## [Goal]
Please turn every line of the records below into a numbered list, leaving out any blank lines.

--- BEGIN Data entries ---

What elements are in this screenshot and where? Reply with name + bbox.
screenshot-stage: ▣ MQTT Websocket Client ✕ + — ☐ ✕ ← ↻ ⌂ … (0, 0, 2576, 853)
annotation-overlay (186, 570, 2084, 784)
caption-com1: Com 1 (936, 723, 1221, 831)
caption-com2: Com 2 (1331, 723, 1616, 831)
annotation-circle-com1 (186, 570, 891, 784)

--- END Data entries ---

## [Answer to this problem]
1. What elements are in this screenshot and where? Reply with name + bbox.
2. screenshot-stage: ▣ MQTT Websocket Client ✕ + — ☐ ✕ ← ↻ ⌂ … (0, 0, 2576, 853)
3. annotation-overlay (186, 570, 2084, 784)
4. caption-com1: Com 1 (936, 723, 1221, 831)
5. caption-com2: Com 2 (1331, 723, 1616, 831)
6. annotation-circle-com1 (186, 570, 891, 784)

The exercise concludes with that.